▶ [WHAT IS ASKED]: Lines containing the string "name" are to be counted; report the number and nothing more.
## START
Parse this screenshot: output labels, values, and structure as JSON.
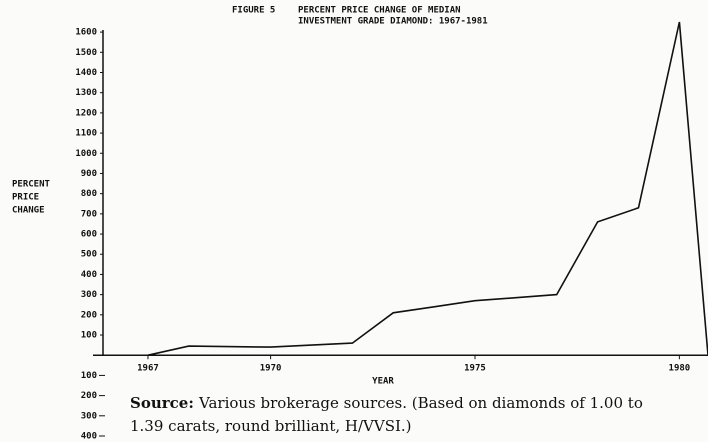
{
  "chart_data": {
    "type": "line",
    "title": "FIGURE 5",
    "subtitle": [
      "PERCENT PRICE CHANGE OF MEDIAN",
      "INVESTMENT GRADE DIAMOND:  1967-1981"
    ],
    "y_label": [
      "PERCENT",
      "PRICE",
      "CHANGE"
    ],
    "x_label": "YEAR",
    "x": [
      1967,
      1968,
      1970,
      1972,
      1973,
      1974,
      1975,
      1976,
      1977,
      1978,
      1979,
      1980,
      1980.7
    ],
    "series": [
      {
        "name": "Percent price change",
        "color": "#111111",
        "values": [
          0,
          45,
          40,
          60,
          210,
          240,
          270,
          285,
          300,
          660,
          730,
          1650,
          0
        ]
      }
    ],
    "xlim": [
      1965.9,
      1980.7
    ],
    "xticks": [
      1967,
      1970,
      1975,
      1980
    ],
    "ylim": [
      -400,
      1650
    ],
    "yticks": [
      {
        "value": -400,
        "label": "400"
      },
      {
        "value": -300,
        "label": "300"
      },
      {
        "value": -200,
        "label": "200"
      },
      {
        "value": -100,
        "label": "100"
      },
      100,
      200,
      300,
      400,
      500,
      600,
      700,
      800,
      900,
      1000,
      1100,
      1200,
      1300,
      1400,
      1500,
      1600
    ],
    "source": {
      "label": "Source:",
      "lines": [
        "Various brokerage sources. (Based on diamonds of 1.00 to",
        "1.39 carats, round brilliant, H/VVSI.)"
      ]
    }
  }
}
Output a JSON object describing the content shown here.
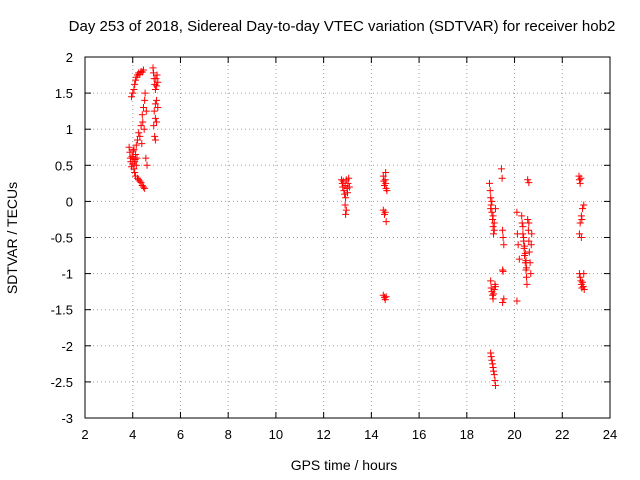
{
  "chart_data": {
    "type": "scatter",
    "title": "Day 253 of 2018, Sidereal Day-to-day VTEC variation (SDTVAR) for receiver hob2",
    "xlabel": "GPS time / hours",
    "ylabel": "SDTVAR / TECUs",
    "xlim": [
      2,
      24
    ],
    "ylim": [
      -3,
      2
    ],
    "grid": true,
    "marker": "plus",
    "marker_color": "#ff0000",
    "x_ticks": [
      {
        "value": 2,
        "label": "2"
      },
      {
        "value": 4,
        "label": "4"
      },
      {
        "value": 6,
        "label": "6"
      },
      {
        "value": 8,
        "label": "8"
      },
      {
        "value": 10,
        "label": "10"
      },
      {
        "value": 12,
        "label": "12"
      },
      {
        "value": 14,
        "label": "14"
      },
      {
        "value": 16,
        "label": "16"
      },
      {
        "value": 18,
        "label": "18"
      },
      {
        "value": 20,
        "label": "20"
      },
      {
        "value": 22,
        "label": "22"
      },
      {
        "value": 24,
        "label": "24"
      }
    ],
    "y_ticks": [
      {
        "value": 2,
        "label": "2"
      },
      {
        "value": 1.5,
        "label": "1.5"
      },
      {
        "value": 1,
        "label": "1"
      },
      {
        "value": 0.5,
        "label": "0.5"
      },
      {
        "value": 0,
        "label": "0"
      },
      {
        "value": -0.5,
        "label": "-0.5"
      },
      {
        "value": -1,
        "label": "-1"
      },
      {
        "value": -1.5,
        "label": "-1.5"
      },
      {
        "value": -2,
        "label": "-2"
      },
      {
        "value": -2.5,
        "label": "-2.5"
      },
      {
        "value": -3,
        "label": "-3"
      }
    ],
    "series": [
      {
        "name": "SDTVAR",
        "points": [
          [
            3.85,
            0.75
          ],
          [
            3.88,
            0.68
          ],
          [
            3.9,
            0.6
          ],
          [
            3.92,
            0.55
          ],
          [
            3.95,
            0.48
          ],
          [
            3.97,
            0.62
          ],
          [
            4.0,
            0.52
          ],
          [
            4.02,
            0.7
          ],
          [
            4.05,
            0.45
          ],
          [
            4.08,
            0.4
          ],
          [
            4.1,
            0.58
          ],
          [
            4.12,
            0.35
          ],
          [
            4.15,
            0.5
          ],
          [
            4.2,
            0.32
          ],
          [
            4.25,
            0.3
          ],
          [
            4.3,
            0.28
          ],
          [
            4.35,
            0.26
          ],
          [
            4.4,
            0.22
          ],
          [
            4.45,
            0.2
          ],
          [
            4.5,
            0.18
          ],
          [
            4.02,
            0.6
          ],
          [
            4.05,
            0.72
          ],
          [
            4.08,
            0.55
          ],
          [
            4.12,
            0.65
          ],
          [
            4.15,
            0.78
          ],
          [
            4.18,
            0.6
          ],
          [
            4.2,
            0.85
          ],
          [
            4.25,
            0.95
          ],
          [
            4.3,
            0.9
          ],
          [
            4.35,
            1.05
          ],
          [
            4.38,
            0.8
          ],
          [
            4.4,
            1.2
          ],
          [
            4.42,
            1.1
          ],
          [
            4.45,
            1.3
          ],
          [
            4.48,
            1.0
          ],
          [
            4.5,
            1.4
          ],
          [
            4.52,
            1.5
          ],
          [
            4.55,
            0.6
          ],
          [
            4.57,
            1.25
          ],
          [
            4.6,
            0.5
          ],
          [
            3.95,
            1.45
          ],
          [
            4.0,
            1.5
          ],
          [
            4.05,
            1.55
          ],
          [
            4.08,
            1.62
          ],
          [
            4.12,
            1.68
          ],
          [
            4.15,
            1.72
          ],
          [
            4.2,
            1.75
          ],
          [
            4.25,
            1.78
          ],
          [
            4.3,
            1.76
          ],
          [
            4.35,
            1.8
          ],
          [
            4.4,
            1.79
          ],
          [
            4.45,
            1.82
          ],
          [
            4.85,
            1.85
          ],
          [
            4.87,
            1.78
          ],
          [
            4.9,
            1.7
          ],
          [
            4.92,
            1.62
          ],
          [
            4.95,
            1.55
          ],
          [
            4.97,
            1.7
          ],
          [
            5.0,
            1.6
          ],
          [
            5.02,
            1.75
          ],
          [
            5.05,
            1.65
          ],
          [
            5.0,
            1.4
          ],
          [
            4.95,
            1.35
          ],
          [
            4.9,
            1.25
          ],
          [
            4.95,
            1.15
          ],
          [
            5.0,
            1.1
          ],
          [
            5.05,
            1.3
          ],
          [
            4.88,
            1.05
          ],
          [
            4.92,
            0.9
          ],
          [
            4.95,
            0.85
          ],
          [
            12.75,
            0.3
          ],
          [
            12.78,
            0.25
          ],
          [
            12.8,
            0.2
          ],
          [
            12.82,
            0.28
          ],
          [
            12.85,
            0.15
          ],
          [
            12.88,
            0.1
          ],
          [
            12.9,
            0.22
          ],
          [
            12.92,
            0.05
          ],
          [
            12.95,
            0.3
          ],
          [
            12.98,
            0.18
          ],
          [
            13.0,
            0.12
          ],
          [
            13.02,
            0.25
          ],
          [
            13.05,
            0.32
          ],
          [
            13.08,
            0.2
          ],
          [
            12.9,
            -0.05
          ],
          [
            12.95,
            -0.12
          ],
          [
            12.92,
            -0.18
          ],
          [
            14.5,
            0.35
          ],
          [
            14.52,
            0.28
          ],
          [
            14.55,
            0.22
          ],
          [
            14.58,
            0.3
          ],
          [
            14.6,
            0.25
          ],
          [
            14.62,
            0.18
          ],
          [
            14.65,
            0.15
          ],
          [
            14.6,
            0.4
          ],
          [
            14.5,
            -0.12
          ],
          [
            14.55,
            -0.18
          ],
          [
            14.58,
            -0.15
          ],
          [
            14.62,
            -0.28
          ],
          [
            14.5,
            -1.3
          ],
          [
            14.55,
            -1.33
          ],
          [
            14.58,
            -1.36
          ],
          [
            14.62,
            -1.32
          ],
          [
            18.95,
            0.25
          ],
          [
            18.98,
            0.15
          ],
          [
            19.0,
            0.05
          ],
          [
            19.02,
            -0.05
          ],
          [
            19.05,
            -0.15
          ],
          [
            19.08,
            -0.25
          ],
          [
            19.1,
            -0.35
          ],
          [
            19.12,
            -0.45
          ],
          [
            19.15,
            -0.3
          ],
          [
            19.0,
            -0.1
          ],
          [
            19.05,
            0.0
          ],
          [
            19.1,
            -0.2
          ],
          [
            19.15,
            -0.4
          ],
          [
            19.2,
            -0.1
          ],
          [
            19.0,
            -1.1
          ],
          [
            19.02,
            -1.2
          ],
          [
            19.05,
            -1.25
          ],
          [
            19.08,
            -1.3
          ],
          [
            19.1,
            -1.35
          ],
          [
            19.12,
            -1.28
          ],
          [
            19.15,
            -1.22
          ],
          [
            19.18,
            -1.15
          ],
          [
            19.2,
            -1.18
          ],
          [
            19.0,
            -2.1
          ],
          [
            19.02,
            -2.15
          ],
          [
            19.05,
            -2.2
          ],
          [
            19.08,
            -2.25
          ],
          [
            19.1,
            -2.3
          ],
          [
            19.12,
            -2.35
          ],
          [
            19.15,
            -2.4
          ],
          [
            19.18,
            -2.48
          ],
          [
            19.2,
            -2.55
          ],
          [
            19.45,
            0.45
          ],
          [
            19.48,
            0.32
          ],
          [
            19.5,
            -0.4
          ],
          [
            19.52,
            -0.5
          ],
          [
            19.55,
            -0.6
          ],
          [
            19.5,
            -0.95
          ],
          [
            19.52,
            -0.97
          ],
          [
            19.55,
            -1.35
          ],
          [
            19.5,
            -1.4
          ],
          [
            20.1,
            -0.15
          ],
          [
            20.12,
            -0.45
          ],
          [
            20.15,
            -0.6
          ],
          [
            20.2,
            -0.8
          ],
          [
            20.1,
            -1.38
          ],
          [
            20.3,
            -0.2
          ],
          [
            20.32,
            -0.3
          ],
          [
            20.35,
            -0.45
          ],
          [
            20.38,
            -0.55
          ],
          [
            20.4,
            -0.65
          ],
          [
            20.42,
            -0.75
          ],
          [
            20.45,
            -0.85
          ],
          [
            20.48,
            -0.95
          ],
          [
            20.5,
            -1.05
          ],
          [
            20.52,
            -1.15
          ],
          [
            20.35,
            -0.35
          ],
          [
            20.38,
            -0.5
          ],
          [
            20.42,
            -0.62
          ],
          [
            20.45,
            -0.72
          ],
          [
            20.48,
            -0.82
          ],
          [
            20.5,
            -0.92
          ],
          [
            20.55,
            -0.25
          ],
          [
            20.58,
            -0.4
          ],
          [
            20.6,
            -0.55
          ],
          [
            20.62,
            -0.7
          ],
          [
            20.65,
            -0.85
          ],
          [
            20.68,
            -1.0
          ],
          [
            20.7,
            -0.6
          ],
          [
            20.72,
            -0.45
          ],
          [
            20.6,
            -0.3
          ],
          [
            20.55,
            0.3
          ],
          [
            20.6,
            0.26
          ],
          [
            22.7,
            0.35
          ],
          [
            22.72,
            0.3
          ],
          [
            22.75,
            0.25
          ],
          [
            22.78,
            0.32
          ],
          [
            22.8,
            -0.2
          ],
          [
            22.82,
            -0.25
          ],
          [
            22.75,
            -0.3
          ],
          [
            22.72,
            -0.45
          ],
          [
            22.8,
            -0.5
          ],
          [
            22.85,
            -0.1
          ],
          [
            22.9,
            -0.05
          ],
          [
            22.72,
            -1.0
          ],
          [
            22.75,
            -1.05
          ],
          [
            22.78,
            -1.1
          ],
          [
            22.8,
            -1.15
          ],
          [
            22.82,
            -1.2
          ],
          [
            22.85,
            -1.12
          ],
          [
            22.88,
            -1.18
          ],
          [
            22.9,
            -1.0
          ],
          [
            22.92,
            -1.22
          ]
        ]
      }
    ]
  }
}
## END
▶ [RESULT OF THE EXERCISE]: 2